In the records, rewrite the lines from the line with "Localize all elements." to the line with "- x-tick-label: 101: [281, 370, 306, 389]", inclusive, changing "x-tick-label" to "x-axis-tick" and leaving everything else as is. Output only those lines and omit the pictures.

(ROWS)
◆ ◆ ◆
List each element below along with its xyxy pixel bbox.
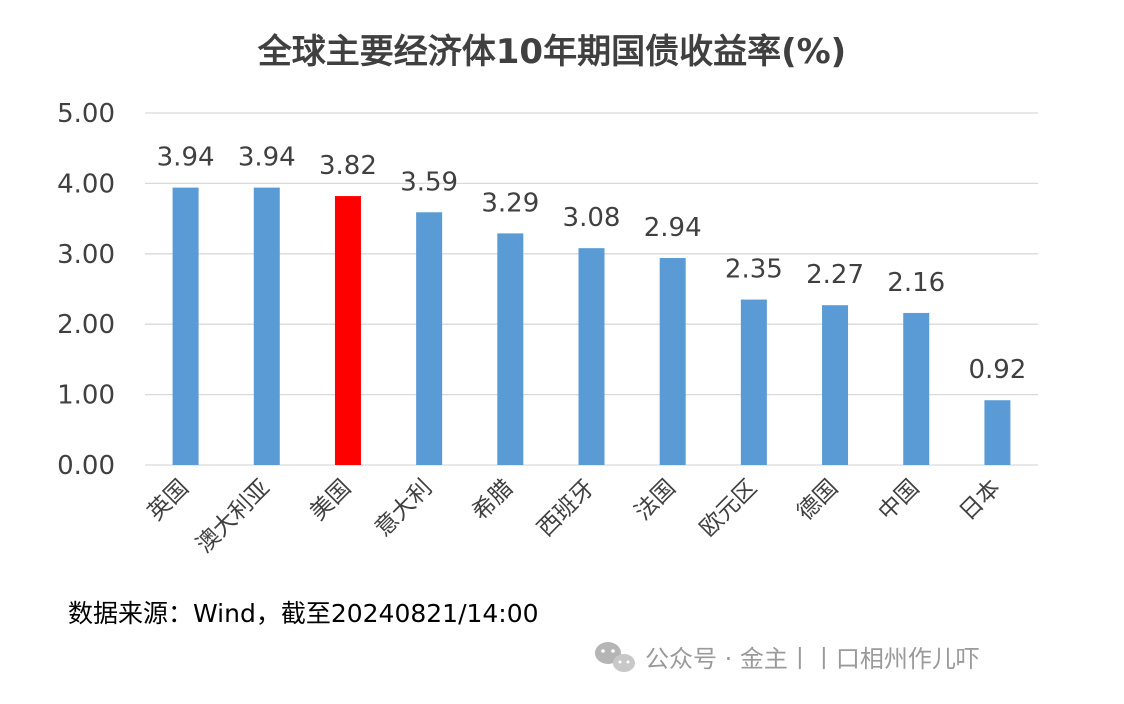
◆ ◆ ◆
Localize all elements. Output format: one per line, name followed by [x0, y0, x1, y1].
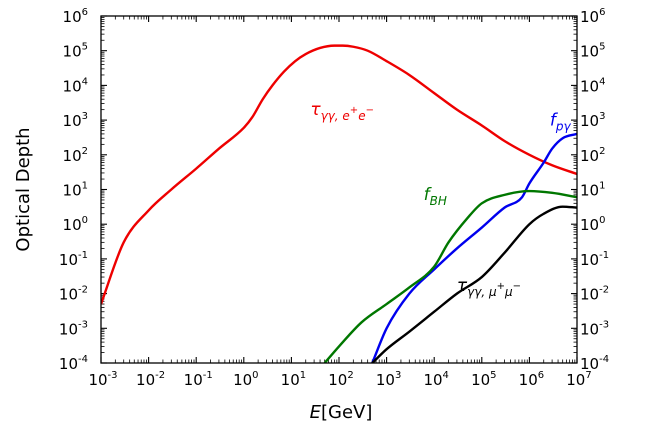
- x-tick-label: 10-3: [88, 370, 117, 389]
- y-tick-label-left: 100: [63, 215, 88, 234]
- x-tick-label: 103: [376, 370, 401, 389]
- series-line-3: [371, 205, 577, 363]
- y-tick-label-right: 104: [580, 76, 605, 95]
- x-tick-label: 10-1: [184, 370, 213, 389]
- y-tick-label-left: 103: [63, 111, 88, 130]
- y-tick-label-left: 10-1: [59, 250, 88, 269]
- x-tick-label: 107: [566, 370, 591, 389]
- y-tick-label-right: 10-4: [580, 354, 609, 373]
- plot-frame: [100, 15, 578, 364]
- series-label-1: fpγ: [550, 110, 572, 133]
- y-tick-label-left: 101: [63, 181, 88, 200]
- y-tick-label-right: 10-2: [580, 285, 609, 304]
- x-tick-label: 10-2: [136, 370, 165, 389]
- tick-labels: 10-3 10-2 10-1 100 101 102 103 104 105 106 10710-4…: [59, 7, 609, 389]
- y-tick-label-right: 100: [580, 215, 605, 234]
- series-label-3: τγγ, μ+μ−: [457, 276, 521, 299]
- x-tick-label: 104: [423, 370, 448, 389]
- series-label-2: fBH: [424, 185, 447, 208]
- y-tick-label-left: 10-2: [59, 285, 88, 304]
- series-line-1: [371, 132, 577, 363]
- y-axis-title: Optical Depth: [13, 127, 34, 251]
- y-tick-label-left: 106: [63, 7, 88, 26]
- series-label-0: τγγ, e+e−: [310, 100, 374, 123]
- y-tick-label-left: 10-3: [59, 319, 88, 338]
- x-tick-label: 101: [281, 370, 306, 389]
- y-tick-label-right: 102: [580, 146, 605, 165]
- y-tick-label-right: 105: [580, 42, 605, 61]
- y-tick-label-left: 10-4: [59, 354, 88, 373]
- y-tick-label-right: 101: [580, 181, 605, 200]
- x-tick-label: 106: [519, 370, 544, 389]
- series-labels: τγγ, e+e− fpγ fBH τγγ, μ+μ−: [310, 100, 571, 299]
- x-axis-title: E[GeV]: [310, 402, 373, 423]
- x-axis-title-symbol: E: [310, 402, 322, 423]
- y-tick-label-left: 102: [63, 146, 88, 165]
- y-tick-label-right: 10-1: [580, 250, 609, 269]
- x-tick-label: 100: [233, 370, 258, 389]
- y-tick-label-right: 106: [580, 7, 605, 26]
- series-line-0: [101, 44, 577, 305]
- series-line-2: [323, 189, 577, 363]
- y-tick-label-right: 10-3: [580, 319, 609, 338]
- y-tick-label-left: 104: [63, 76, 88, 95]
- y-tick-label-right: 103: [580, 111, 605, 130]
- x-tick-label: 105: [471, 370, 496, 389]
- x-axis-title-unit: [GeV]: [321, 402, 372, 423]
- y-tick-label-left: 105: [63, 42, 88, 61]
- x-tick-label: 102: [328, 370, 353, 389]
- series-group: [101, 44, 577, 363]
◆ ◆ ◆
(EXERCISE ANSWER)
Localize all elements. Output format: one per line, name followed by [x0, y0, x1, y1].
- x-axis-tick: 10-3: [88, 370, 117, 389]
- y-tick-label-left: 100: [63, 215, 88, 234]
- x-axis-tick: 103: [376, 370, 401, 389]
- series-line-3: [371, 205, 577, 363]
- y-tick-label-right: 104: [580, 76, 605, 95]
- x-axis-tick: 10-1: [184, 370, 213, 389]
- y-tick-label-left: 103: [63, 111, 88, 130]
- y-tick-label-left: 10-1: [59, 250, 88, 269]
- x-axis-tick: 107: [566, 370, 591, 389]
- y-tick-label-right: 10-4: [580, 354, 609, 373]
- plot-frame: [100, 15, 578, 364]
- series-label-1: fpγ: [550, 110, 572, 133]
- y-tick-label-left: 101: [63, 181, 88, 200]
- y-tick-label-right: 10-2: [580, 285, 609, 304]
- x-axis-tick: 10-2: [136, 370, 165, 389]
- tick-labels: 10-3 10-2 10-1 100 101 102 103 104 105 106 10710-4…: [59, 7, 609, 389]
- y-tick-label-right: 100: [580, 215, 605, 234]
- series-label-3: τγγ, μ+μ−: [457, 276, 521, 299]
- x-axis-tick: 104: [423, 370, 448, 389]
- series-label-2: fBH: [424, 185, 447, 208]
- y-tick-label-left: 10-2: [59, 285, 88, 304]
- series-line-1: [371, 132, 577, 363]
- y-axis-title: Optical Depth: [13, 127, 34, 251]
- y-tick-label-left: 106: [63, 7, 88, 26]
- series-label-0: τγγ, e+e−: [310, 100, 374, 123]
- y-tick-label-left: 10-3: [59, 319, 88, 338]
- x-axis-tick: 101: [281, 370, 306, 389]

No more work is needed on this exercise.